• **REQUEST**:
Copy all lines that contain the word "données".

• **TASK DATA**:
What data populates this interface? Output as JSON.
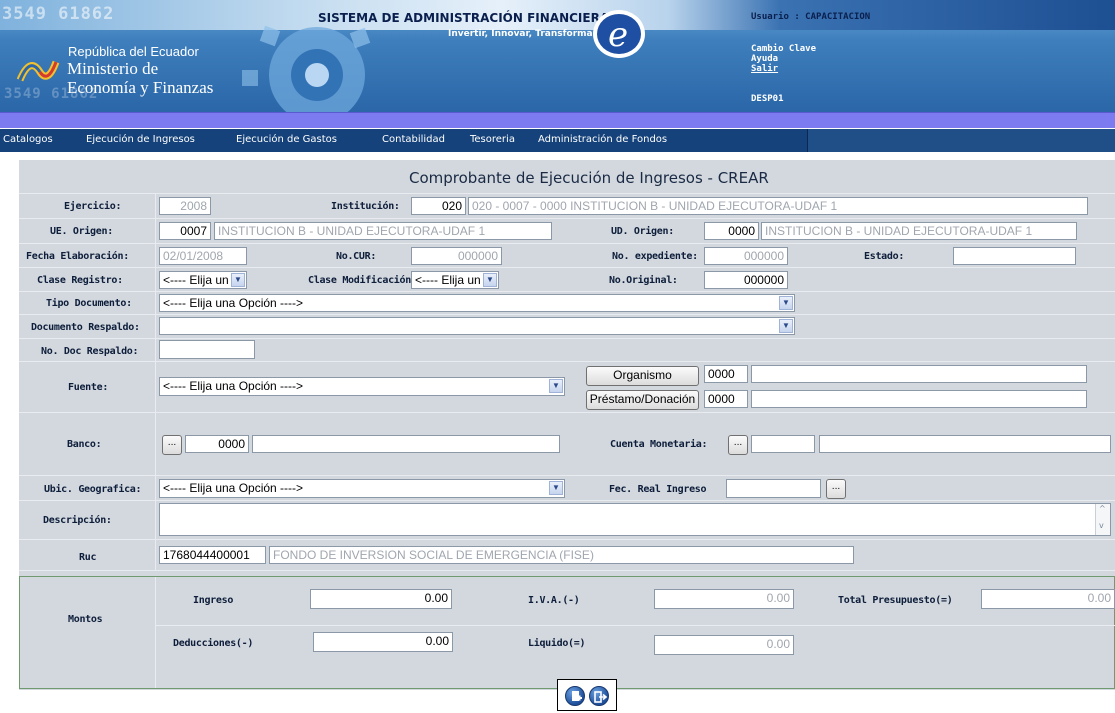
{
  "header": {
    "bg_digits": "3549 61862",
    "system_title": "SISTEMA DE ADMINISTRACIÓN FINANCIERA",
    "slogan": "Invertir, Innovar, Transformarse...",
    "ministry_line1": "República del Ecuador",
    "ministry_line2": "Ministerio de",
    "ministry_line3": "Economía y Finanzas",
    "user_label": "Usuario : CAPACITACION",
    "link_change_password": "Cambio Clave",
    "link_help": "Ayuda",
    "link_logout": "Salir",
    "session_code": "DESP01"
  },
  "menu": {
    "items": [
      "Catalogos",
      "Ejecución de Ingresos",
      "Ejecución de Gastos",
      "Contabilidad",
      "Tesoreria",
      "Administración de Fondos"
    ]
  },
  "form": {
    "title": "Comprobante de Ejecución de Ingresos - CREAR",
    "ejercicio": {
      "label": "Ejercicio:",
      "value": "2008"
    },
    "institucion": {
      "label": "Institución:",
      "code": "020",
      "desc": "020 - 0007 - 0000 INSTITUCION B - UNIDAD EJECUTORA-UDAF 1"
    },
    "ue_origen": {
      "label": "UE. Origen:",
      "code": "0007",
      "desc": "INSTITUCION B - UNIDAD EJECUTORA-UDAF 1"
    },
    "ud_origen": {
      "label": "UD. Origen:",
      "code": "0000",
      "desc": "INSTITUCION B - UNIDAD EJECUTORA-UDAF 1"
    },
    "fecha_elaboracion": {
      "label": "Fecha Elaboración:",
      "value": "02/01/2008"
    },
    "no_cur": {
      "label": "No.CUR:",
      "value": "000000"
    },
    "no_expediente": {
      "label": "No. expediente:",
      "value": "000000"
    },
    "estado": {
      "label": "Estado:",
      "value": ""
    },
    "clase_registro": {
      "label": "Clase Registro:",
      "value": "<---- Elija un"
    },
    "clase_modificacion": {
      "label": "Clase Modificación:",
      "value": "<---- Elija un"
    },
    "no_original": {
      "label": "No.Original:",
      "value": "000000"
    },
    "tipo_documento": {
      "label": "Tipo Documento:",
      "value": "<---- Elija una Opción ---->"
    },
    "documento_respaldo": {
      "label": "Documento Respaldo:",
      "value": ""
    },
    "no_doc_respaldo": {
      "label": "No. Doc Respaldo:",
      "value": ""
    },
    "fuente": {
      "label": "Fuente:",
      "value": "<---- Elija una Opción ---->"
    },
    "organismo": {
      "button": "Organismo",
      "code": "0000",
      "desc": ""
    },
    "prestamo": {
      "button": "Préstamo/Donación",
      "code": "0000",
      "desc": ""
    },
    "banco": {
      "label": "Banco:",
      "button": "...",
      "code": "0000",
      "desc": ""
    },
    "cuenta_monetaria": {
      "label": "Cuenta Monetaria:",
      "button": "...",
      "code": "",
      "desc": ""
    },
    "ubic_geografica": {
      "label": "Ubic. Geografica:",
      "value": "<---- Elija una Opción ---->"
    },
    "fec_real_ingreso": {
      "label": "Fec. Real Ingreso",
      "value": "",
      "button": "..."
    },
    "descripcion": {
      "label": "Descripción:",
      "value": ""
    },
    "ruc": {
      "label": "Ruc",
      "value": "1768044400001",
      "name": "FONDO DE INVERSION SOCIAL DE EMERGENCIA (FISE)"
    }
  },
  "montos": {
    "label": "Montos",
    "ingreso": {
      "label": "Ingreso",
      "value": "0.00"
    },
    "iva": {
      "label": "I.V.A.(-)",
      "value": "0.00"
    },
    "total_presupuesto": {
      "label": "Total Presupuesto(=)",
      "value": "0.00"
    },
    "deducciones": {
      "label": "Deducciones(-)",
      "value": "0.00"
    },
    "liquido": {
      "label": "Liquido(=)",
      "value": "0.00"
    }
  },
  "footer": {
    "icons": [
      "new-document-icon",
      "exit-icon"
    ]
  },
  "colors": {
    "header_blue": "#2a66a8",
    "menu_blue": "#15427a",
    "purple_bar": "#7c7cf0",
    "form_gray": "#d2d8de",
    "montos_border": "#6f9a6f"
  }
}
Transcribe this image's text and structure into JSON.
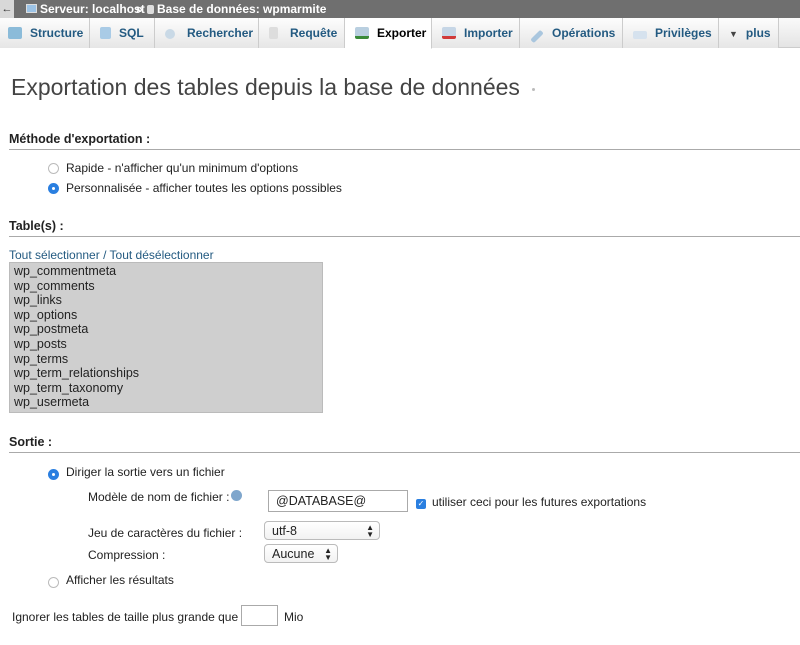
{
  "breadcrumb": {
    "back": "←",
    "server": "Serveur: localhost",
    "sep": "»",
    "database": "Base de données: wpmarmite"
  },
  "tabs": [
    {
      "label": "Structure",
      "icon": "structure-icon"
    },
    {
      "label": "SQL",
      "icon": "sql-icon"
    },
    {
      "label": "Rechercher",
      "icon": "search-icon"
    },
    {
      "label": "Requête",
      "icon": "query-icon"
    },
    {
      "label": "Exporter",
      "icon": "export-icon",
      "active": true
    },
    {
      "label": "Importer",
      "icon": "import-icon"
    },
    {
      "label": "Opérations",
      "icon": "wrench-icon"
    },
    {
      "label": "Privilèges",
      "icon": "privileges-icon"
    },
    {
      "label": "plus",
      "icon": "caret-down-icon"
    }
  ],
  "title": "Exportation des tables depuis la base de données",
  "method": {
    "heading": "Méthode d'exportation :",
    "options": [
      "Rapide - n'afficher qu'un minimum d'options",
      "Personnalisée - afficher toutes les options possibles"
    ],
    "selected": 1
  },
  "tables": {
    "heading": "Table(s) :",
    "select_all": "Tout sélectionner",
    "sep": " / ",
    "deselect_all": "Tout désélectionner",
    "items": [
      "wp_commentmeta",
      "wp_comments",
      "wp_links",
      "wp_options",
      "wp_postmeta",
      "wp_posts",
      "wp_terms",
      "wp_term_relationships",
      "wp_term_taxonomy",
      "wp_usermeta"
    ]
  },
  "output": {
    "heading": "Sortie :",
    "to_file": "Diriger la sortie vers un fichier",
    "filename_label": "Modèle de nom de fichier :",
    "filename_value": "@DATABASE@",
    "remember_label": "utiliser ceci pour les futures exportations",
    "remember_checked": true,
    "charset_label": "Jeu de caractères du fichier :",
    "charset_value": "utf-8",
    "compression_label": "Compression :",
    "compression_value": "Aucune",
    "show_results": "Afficher les résultats",
    "selected": 0
  },
  "skip": {
    "label": "Ignorer les tables de taille plus grande que",
    "value": "",
    "unit": "Mio"
  },
  "colors": {
    "accent": "#2a7fe0",
    "link": "#235a81",
    "topbar": "#6f6f6f"
  }
}
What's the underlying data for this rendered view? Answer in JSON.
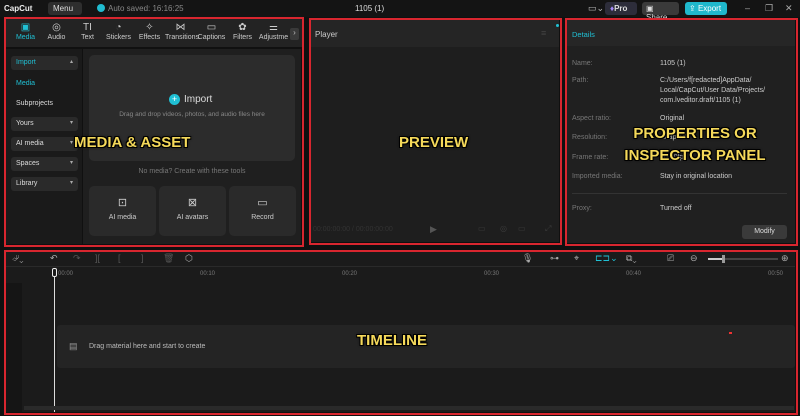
{
  "topbar": {
    "app_name": "CapCut",
    "menu_label": "Menu",
    "autosave": "Auto saved: 16:16:25",
    "project_title": "1105 (1)",
    "pro_label": "Pro",
    "share_label": "Share",
    "export_label": "Export"
  },
  "media_tabs": [
    {
      "label": "Media",
      "icon": "▣"
    },
    {
      "label": "Audio",
      "icon": "◎"
    },
    {
      "label": "Text",
      "icon": "TI"
    },
    {
      "label": "Stickers",
      "icon": "◔"
    },
    {
      "label": "Effects",
      "icon": "✧"
    },
    {
      "label": "Transitions",
      "icon": "⋈"
    },
    {
      "label": "Captions",
      "icon": "▭"
    },
    {
      "label": "Filters",
      "icon": "✿"
    },
    {
      "label": "Adjustme",
      "icon": "⚌"
    }
  ],
  "sidebar": {
    "import": "Import",
    "media": "Media",
    "subprojects": "Subprojects",
    "groups": [
      "Yours",
      "AI media",
      "Spaces",
      "Library"
    ]
  },
  "import_area": {
    "title": "Import",
    "hint": "Drag and drop videos, photos, and audio files here",
    "divider": "No media? Create with these tools",
    "tools": [
      "AI media",
      "AI avatars",
      "Record"
    ]
  },
  "player": {
    "title": "Player",
    "timecode": "00:00:00:00 / 00:00:00:00"
  },
  "details": {
    "title": "Details",
    "rows": [
      {
        "k": "Name:",
        "v": "1105 (1)"
      },
      {
        "k": "Path:",
        "v": "C:/Users/f[redacted]AppData/ Local/CapCut/User Data/Projects/ com.lveditor.draft/1105 (1)"
      },
      {
        "k": "Aspect ratio:",
        "v": "Original"
      },
      {
        "k": "Resolution:",
        "v": "Adapted"
      },
      {
        "k": "Frame rate:",
        "v": "30.00fps"
      },
      {
        "k": "Imported media:",
        "v": "Stay in original location"
      },
      {
        "k": "Proxy:",
        "v": "Turned off"
      }
    ],
    "modify": "Modify"
  },
  "timeline": {
    "ticks": [
      "00:00",
      "00:10",
      "00:20",
      "00:30",
      "00:40",
      "00:50"
    ],
    "drop_hint": "Drag material here and start to create"
  },
  "annotations": {
    "media": "MEDIA & ASSET",
    "preview": "PREVIEW",
    "inspector": "PROPERTIES OR INSPECTOR PANEL",
    "timeline": "TIMELINE"
  }
}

• **ANSWER BELOW**:
    "database": "Base de données: wpmarmite"
  "title": "Exportation des tables depuis la base de données",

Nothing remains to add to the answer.